Page

- - - -

Scattered believers connect to care for those imprisoned and persecuted

By: Leslie Peacock Caldwell

jail cell

International Mission Board

Editor’s note: This story is part of a series on global persecution, leading churches to pray for the persecuted church. The Day of Prayer for the Persecuted Church will be observed on Sunday, June 6.

The Christians in one Muslim region are working hard in recent days to support their brothers and sisters who have been imprisoned for their faith. Though scattered because of current persecution, they send cryptic messages through social media and text apps and try their best to keep each other informed. Many of these believers live in different cities or even countries.

In the last six months, their messages often speak of the rise of persecution and how to care for those in prison. Thirteen among one people group—that IMB workers know about—have recently been jailed.

One national couple was arrested last year for openly sharing their faith. The wife had recently given birth and was led to prison with her newborn. Separated from her husband, she was expected to care for herself and the infant in a dirty prison cell. Days turned into weeks and then into months as authorities used the time to find evidence against them.

- - - -

Problems and tasks
a – Please copy the persecution story starting at "International Mission Board" and ending at "recently been jailed.", changing "messages" to "notes".
b – Go on with the persecution story after its final sentence.
The material comes from a separate source.

Recorded information
- - - -

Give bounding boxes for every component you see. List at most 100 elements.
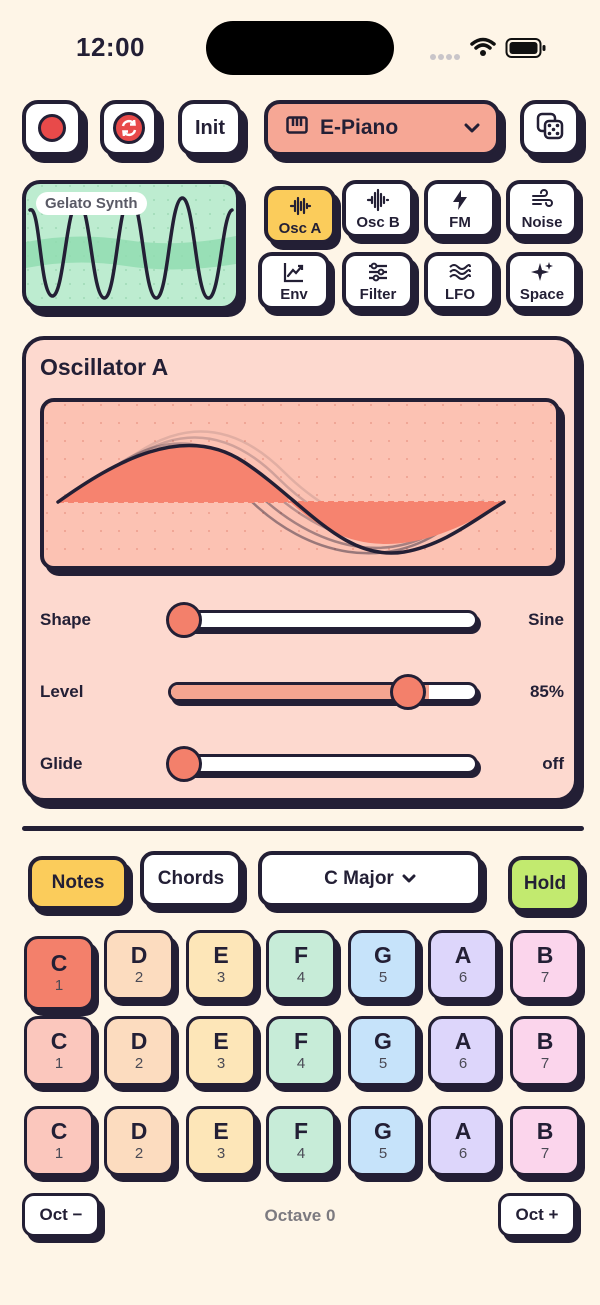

- - - -

Responses in order
a –
International Mission Board

Editor’s note: This story is part of a series on global persecution, leading churches to pray for the persecuted church. The Day of Prayer for the Persecuted Church will be observed on Sunday, June 6.

The Christians in one Muslim region are working hard in recent days to support their brothers and sisters who have been imprisoned for their faith. Though scattered because of current persecution, they send cryptic notes through social media and text apps and try their best to keep each other informed. Many of these believers live in different cities or even countries.

In the last six months, their notes often speak of the rise of persecution and how to care for those in prison. Thirteen among one people group—that IMB workers know about—have recently been jailed.

b –
Her husband underwent regular beatings, and not just at the hands of guards. IMB workers explain that it’s not unusual for authorities to bring in family members to try to persuade a believer to recant their faith in Christ and turn back to Islam. Families often spew rejection and hatred toward the individual and will add physical beatings to the emotional abuse. The shame they say brought to them by the family member choosing to follow Jesus is great.

The goal of the government and the family is the same—to stop the spread of Christianity.

This couple was brought to trial and shortly after deported to another country. For the believing community, the work to protect and provide for their brothers and sisters is a high priority, though challenging since they cannot meet or openly discuss current circumstances. When the couple was forced to leave their home country, they faced many challenges, including being reunited with their other two children who were not imprisoned with them.

Their faith community worked to provide trusted transportation and a safe location. Putting themselves at risk, they brought their children to them and helped the couple with post-trauma care and emotional support. These situations have been much too common lately, but even in these dark circumstances, God continues to be glorified.

“Out of those we know who have been arrested recently, 100% have refused to renounce their faith,” said one worker.

This commitment energizes the national believers, and they have been able to provide support for each other, though they are also daily at risk of arrest and persecution.

“For all of these people, they are in prison for being faithful to share the gospel,” another worker emphasized.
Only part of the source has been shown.